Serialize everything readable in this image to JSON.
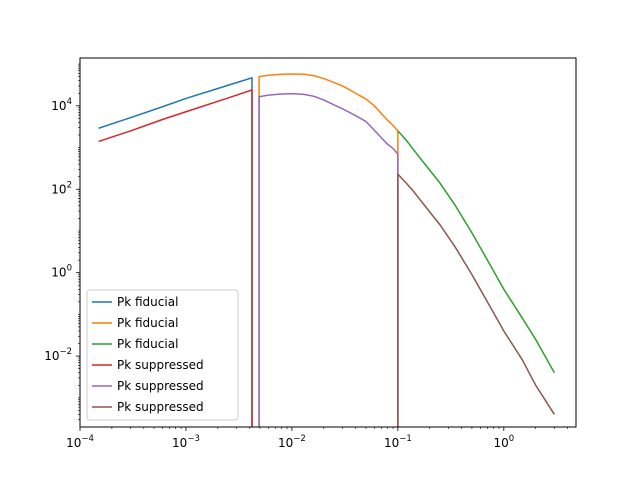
{
  "chart_data": {
    "type": "line",
    "title": "",
    "xlabel": "",
    "ylabel": "",
    "xscale": "log",
    "yscale": "log",
    "xlim": [
      0.0001,
      4.8
    ],
    "ylim": [
      0.0002,
      140000
    ],
    "grid": false,
    "legend_placement": "lower-left",
    "x_ticks": [
      {
        "value": 0.0001,
        "base": "10",
        "exp": "−4"
      },
      {
        "value": 0.001,
        "base": "10",
        "exp": "−3"
      },
      {
        "value": 0.01,
        "base": "10",
        "exp": "−2"
      },
      {
        "value": 0.1,
        "base": "10",
        "exp": "−1"
      },
      {
        "value": 1,
        "base": "10",
        "exp": "0"
      }
    ],
    "y_ticks": [
      {
        "value": 0.01,
        "base": "10",
        "exp": "−2"
      },
      {
        "value": 1,
        "base": "10",
        "exp": "0"
      },
      {
        "value": 100,
        "base": "10",
        "exp": "2"
      },
      {
        "value": 10000,
        "base": "10",
        "exp": "4"
      }
    ],
    "series": [
      {
        "name": "Pk fiducial",
        "color": "#1f77b4",
        "points": [
          [
            0.00015,
            2900
          ],
          [
            0.0003,
            5200
          ],
          [
            0.0006,
            9500
          ],
          [
            0.001,
            15000
          ],
          [
            0.002,
            26000
          ],
          [
            0.003,
            36000
          ],
          [
            0.0042,
            47000
          ],
          [
            0.0042,
            0.0002
          ]
        ]
      },
      {
        "name": "Pk fiducial",
        "color": "#ff7f0e",
        "points": [
          [
            0.0049,
            0.0002
          ],
          [
            0.0049,
            50000
          ],
          [
            0.006,
            54000
          ],
          [
            0.008,
            57000
          ],
          [
            0.01,
            58000
          ],
          [
            0.013,
            57000
          ],
          [
            0.016,
            53000
          ],
          [
            0.02,
            45000
          ],
          [
            0.025,
            36000
          ],
          [
            0.03,
            30000
          ],
          [
            0.04,
            20000
          ],
          [
            0.05,
            14500
          ],
          [
            0.06,
            10000
          ],
          [
            0.07,
            6500
          ],
          [
            0.08,
            4500
          ],
          [
            0.09,
            3400
          ],
          [
            0.1,
            2500
          ],
          [
            0.1,
            0.0002
          ]
        ]
      },
      {
        "name": "Pk fiducial",
        "color": "#2ca02c",
        "points": [
          [
            0.1,
            2500
          ],
          [
            0.12,
            1500
          ],
          [
            0.14,
            900
          ],
          [
            0.18,
            400
          ],
          [
            0.25,
            140
          ],
          [
            0.35,
            40
          ],
          [
            0.5,
            9
          ],
          [
            0.7,
            2
          ],
          [
            1,
            0.4
          ],
          [
            1.5,
            0.08
          ],
          [
            2,
            0.025
          ],
          [
            3,
            0.004
          ]
        ]
      },
      {
        "name": "Pk suppressed",
        "color": "#d62728",
        "points": [
          [
            0.00015,
            1400
          ],
          [
            0.0003,
            2500
          ],
          [
            0.0006,
            4700
          ],
          [
            0.001,
            7200
          ],
          [
            0.002,
            12800
          ],
          [
            0.003,
            18000
          ],
          [
            0.0042,
            24000
          ],
          [
            0.0042,
            0.0002
          ]
        ]
      },
      {
        "name": "Pk suppressed",
        "color": "#9467bd",
        "points": [
          [
            0.0049,
            0.0002
          ],
          [
            0.0049,
            16500
          ],
          [
            0.006,
            18000
          ],
          [
            0.008,
            19200
          ],
          [
            0.01,
            19600
          ],
          [
            0.013,
            18800
          ],
          [
            0.016,
            17000
          ],
          [
            0.02,
            13800
          ],
          [
            0.025,
            10500
          ],
          [
            0.03,
            8500
          ],
          [
            0.04,
            5800
          ],
          [
            0.05,
            4200
          ],
          [
            0.06,
            2600
          ],
          [
            0.07,
            1700
          ],
          [
            0.08,
            1200
          ],
          [
            0.09,
            950
          ],
          [
            0.1,
            700
          ],
          [
            0.1,
            0.0002
          ]
        ]
      },
      {
        "name": "Pk suppressed",
        "color": "#8c564b",
        "points": [
          [
            0.1,
            0.0002
          ],
          [
            0.1,
            230
          ],
          [
            0.12,
            140
          ],
          [
            0.14,
            90
          ],
          [
            0.18,
            40
          ],
          [
            0.25,
            14
          ],
          [
            0.35,
            4
          ],
          [
            0.5,
            0.9
          ],
          [
            0.7,
            0.2
          ],
          [
            1,
            0.04
          ],
          [
            1.5,
            0.008
          ],
          [
            2,
            0.002
          ],
          [
            3,
            0.0004
          ]
        ]
      }
    ]
  }
}
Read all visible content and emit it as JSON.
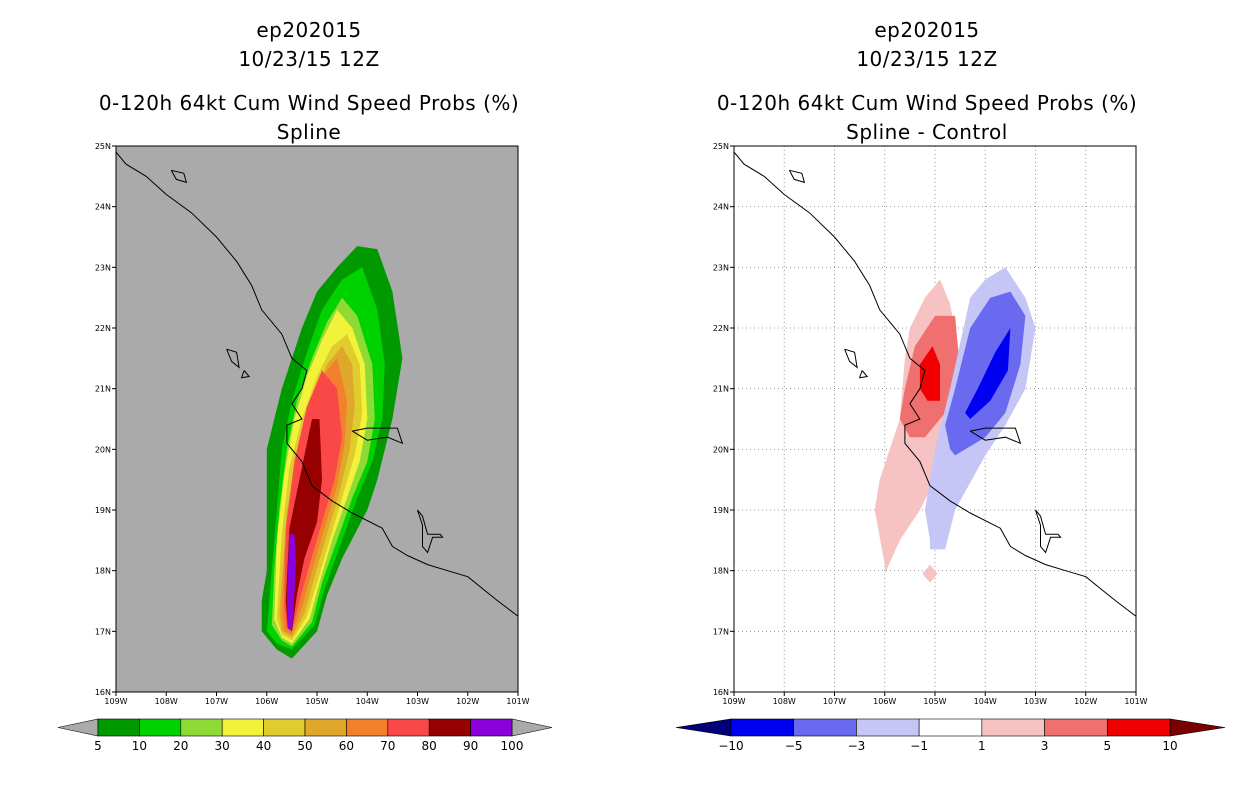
{
  "chart_data": [
    {
      "type": "contour-map",
      "storm_id": "ep202015",
      "datetime": "10/23/15 12Z",
      "title": "0-120h 64kt Cum Wind Speed Probs (%)",
      "subtitle": "Spline",
      "xlim": [
        -109,
        -101
      ],
      "ylim": [
        16,
        25
      ],
      "x_ticks": [
        "109W",
        "108W",
        "107W",
        "106W",
        "105W",
        "104W",
        "103W",
        "102W",
        "101W"
      ],
      "y_ticks": [
        "16N",
        "17N",
        "18N",
        "19N",
        "20N",
        "21N",
        "22N",
        "23N",
        "24N",
        "25N"
      ],
      "grid": false,
      "colorbar": {
        "labels": [
          "5",
          "10",
          "20",
          "30",
          "40",
          "50",
          "60",
          "70",
          "80",
          "90",
          "100"
        ],
        "colors": [
          "#009a00",
          "#00d200",
          "#8fdb36",
          "#f2f23a",
          "#e0cc2c",
          "#e0a82a",
          "#f2802c",
          "#fa4848",
          "#960000",
          "#8a00dc"
        ]
      },
      "levels": [
        5,
        10,
        20,
        30,
        40,
        50,
        60,
        70,
        80,
        90
      ],
      "contours": [
        {
          "level": 5,
          "lon": [
            -105.5,
            -105.0,
            -104.8,
            -104.5,
            -104.0,
            -103.8,
            -103.5,
            -103.3,
            -103.5,
            -103.8,
            -104.2,
            -104.6,
            -105.0,
            -105.3,
            -105.7,
            -106.0,
            -106.0,
            -106.0,
            -106.1,
            -106.1,
            -105.8
          ],
          "lat": [
            16.55,
            17.0,
            17.6,
            18.2,
            19.0,
            19.5,
            20.5,
            21.5,
            22.6,
            23.3,
            23.35,
            23.0,
            22.6,
            22.0,
            21.0,
            20.0,
            19.0,
            18.0,
            17.5,
            17.0,
            16.7
          ]
        },
        {
          "level": 10,
          "lon": [
            -105.5,
            -105.05,
            -104.85,
            -104.5,
            -104.2,
            -103.9,
            -103.7,
            -103.65,
            -103.8,
            -104.1,
            -104.5,
            -104.9,
            -105.2,
            -105.5,
            -105.7,
            -105.8,
            -105.9,
            -106.0,
            -105.8
          ],
          "lat": [
            16.7,
            17.1,
            17.7,
            18.5,
            19.2,
            19.8,
            20.5,
            21.4,
            22.3,
            23.0,
            22.8,
            22.3,
            21.6,
            20.8,
            20.0,
            19.0,
            18.0,
            17.0,
            16.8
          ]
        },
        {
          "level": 20,
          "lon": [
            -105.5,
            -105.1,
            -104.9,
            -104.6,
            -104.3,
            -104.0,
            -103.85,
            -103.9,
            -104.2,
            -104.5,
            -104.8,
            -105.1,
            -105.4,
            -105.6,
            -105.75,
            -105.85,
            -105.9,
            -105.7
          ],
          "lat": [
            16.75,
            17.15,
            17.8,
            18.5,
            19.2,
            19.8,
            20.5,
            21.4,
            22.2,
            22.5,
            22.1,
            21.5,
            20.8,
            20.0,
            19.0,
            18.0,
            17.1,
            16.85
          ]
        },
        {
          "level": 30,
          "lon": [
            -105.5,
            -105.15,
            -104.95,
            -104.7,
            -104.4,
            -104.15,
            -104.0,
            -104.05,
            -104.3,
            -104.6,
            -104.9,
            -105.2,
            -105.45,
            -105.65,
            -105.8,
            -105.85,
            -105.7
          ],
          "lat": [
            16.8,
            17.2,
            17.8,
            18.5,
            19.2,
            19.8,
            20.5,
            21.4,
            22.0,
            22.3,
            21.8,
            21.2,
            20.5,
            19.6,
            18.5,
            17.2,
            16.9
          ]
        },
        {
          "level": 40,
          "lon": [
            -105.5,
            -105.2,
            -105.0,
            -104.75,
            -104.5,
            -104.25,
            -104.1,
            -104.15,
            -104.4,
            -104.7,
            -105.0,
            -105.3,
            -105.55,
            -105.7,
            -105.8,
            -105.7
          ],
          "lat": [
            16.85,
            17.25,
            17.8,
            18.5,
            19.2,
            19.9,
            20.6,
            21.4,
            21.9,
            21.7,
            21.2,
            20.5,
            19.7,
            18.6,
            17.2,
            16.95
          ]
        },
        {
          "level": 50,
          "lon": [
            -105.5,
            -105.25,
            -105.05,
            -104.8,
            -104.55,
            -104.35,
            -104.25,
            -104.3,
            -104.5,
            -104.8,
            -105.1,
            -105.35,
            -105.6,
            -105.75,
            -105.7
          ],
          "lat": [
            16.9,
            17.3,
            17.9,
            18.6,
            19.3,
            20.0,
            20.7,
            21.4,
            21.7,
            21.4,
            20.8,
            20.0,
            19.0,
            17.3,
            17.0
          ]
        },
        {
          "level": 60,
          "lon": [
            -105.5,
            -105.3,
            -105.1,
            -104.85,
            -104.6,
            -104.45,
            -104.4,
            -104.6,
            -104.9,
            -105.2,
            -105.45,
            -105.65,
            -105.7,
            -105.65
          ],
          "lat": [
            16.95,
            17.4,
            18.0,
            18.7,
            19.4,
            20.1,
            20.8,
            21.5,
            21.2,
            20.5,
            19.6,
            18.3,
            17.3,
            17.0
          ]
        },
        {
          "level": 70,
          "lon": [
            -105.5,
            -105.35,
            -105.15,
            -104.9,
            -104.65,
            -104.5,
            -104.6,
            -104.9,
            -105.2,
            -105.45,
            -105.62,
            -105.65,
            -105.6
          ],
          "lat": [
            17.0,
            17.5,
            18.1,
            18.8,
            19.5,
            20.2,
            21.0,
            21.3,
            20.7,
            19.8,
            18.7,
            17.4,
            17.05
          ]
        },
        {
          "level": 80,
          "lon": [
            -105.5,
            -105.4,
            -105.25,
            -105.0,
            -104.9,
            -104.95,
            -105.1,
            -105.35,
            -105.55,
            -105.62,
            -105.58
          ],
          "lat": [
            17.0,
            17.6,
            18.2,
            18.8,
            19.5,
            20.5,
            20.5,
            19.5,
            18.7,
            17.5,
            17.05
          ]
        },
        {
          "level": 90,
          "lon": [
            -105.5,
            -105.45,
            -105.42,
            -105.45,
            -105.55,
            -105.6,
            -105.58
          ],
          "lat": [
            17.0,
            17.6,
            18.2,
            18.6,
            18.6,
            17.6,
            17.05
          ]
        }
      ]
    },
    {
      "type": "contour-map",
      "storm_id": "ep202015",
      "datetime": "10/23/15 12Z",
      "title": "0-120h 64kt Cum Wind Speed Probs (%)",
      "subtitle": "Spline - Control",
      "xlim": [
        -109,
        -101
      ],
      "ylim": [
        16,
        25
      ],
      "x_ticks": [
        "109W",
        "108W",
        "107W",
        "106W",
        "105W",
        "104W",
        "103W",
        "102W",
        "101W"
      ],
      "y_ticks": [
        "16N",
        "17N",
        "18N",
        "19N",
        "20N",
        "21N",
        "22N",
        "23N",
        "24N",
        "25N"
      ],
      "grid": true,
      "colorbar": {
        "labels": [
          "-10",
          "-5",
          "-3",
          "-1",
          "1",
          "3",
          "5",
          "10"
        ],
        "colors": [
          "#00007a",
          "#0000f0",
          "#6a6af0",
          "#c6c6f6",
          "#ffffff",
          "#f6c2c2",
          "#f07070",
          "#f00000",
          "#780000"
        ]
      },
      "contours": [
        {
          "level": 1,
          "lon": [
            -106.0,
            -105.7,
            -105.3,
            -105.0,
            -104.6,
            -104.5,
            -104.5,
            -104.7,
            -104.9,
            -105.2,
            -105.5,
            -105.6,
            -105.7,
            -105.9,
            -106.1,
            -106.2,
            -106.0
          ],
          "lat": [
            17.95,
            18.5,
            19.0,
            19.5,
            20.0,
            20.5,
            21.5,
            22.4,
            22.8,
            22.5,
            22.0,
            21.5,
            20.5,
            20.0,
            19.5,
            19.0,
            18.1
          ]
        },
        {
          "level": 1,
          "lon": [
            -105.1,
            -104.95,
            -105.1,
            -105.25
          ],
          "lat": [
            17.8,
            17.95,
            18.1,
            17.95
          ]
        },
        {
          "level": 3,
          "lon": [
            -105.5,
            -105.2,
            -104.8,
            -104.5,
            -104.6,
            -105.0,
            -105.4,
            -105.6,
            -105.7
          ],
          "lat": [
            20.2,
            20.2,
            20.6,
            21.3,
            22.2,
            22.2,
            21.7,
            21.0,
            20.5
          ]
        },
        {
          "level": 5,
          "lon": [
            -105.15,
            -104.9,
            -104.9,
            -105.05,
            -105.3,
            -105.3
          ],
          "lat": [
            20.8,
            20.8,
            21.4,
            21.7,
            21.4,
            21.0
          ]
        },
        {
          "level": -1,
          "lon": [
            -105.1,
            -104.8,
            -104.6,
            -104.0,
            -103.6,
            -103.2,
            -103.0,
            -103.2,
            -103.6,
            -104.0,
            -104.3,
            -104.7,
            -105.0,
            -105.2,
            -105.1
          ],
          "lat": [
            18.35,
            18.35,
            19.0,
            19.9,
            20.4,
            21.0,
            22.0,
            22.5,
            23.0,
            22.8,
            22.5,
            21.0,
            20.0,
            19.0,
            18.5
          ]
        },
        {
          "level": -3,
          "lon": [
            -104.6,
            -104.0,
            -103.6,
            -103.3,
            -103.2,
            -103.5,
            -103.9,
            -104.3,
            -104.6,
            -104.8,
            -104.7
          ],
          "lat": [
            19.9,
            20.2,
            20.6,
            21.4,
            22.2,
            22.6,
            22.5,
            22.0,
            21.0,
            20.4,
            20.0
          ]
        },
        {
          "level": -5,
          "lon": [
            -104.3,
            -103.9,
            -103.55,
            -103.5,
            -103.8,
            -104.15,
            -104.4,
            -104.3
          ],
          "lat": [
            20.5,
            20.8,
            21.3,
            22.0,
            21.6,
            21.0,
            20.6,
            20.5
          ]
        }
      ]
    }
  ]
}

⁂

Determine the number of lines containing "subtitle". Write only that number.

| Solution to this problem |
2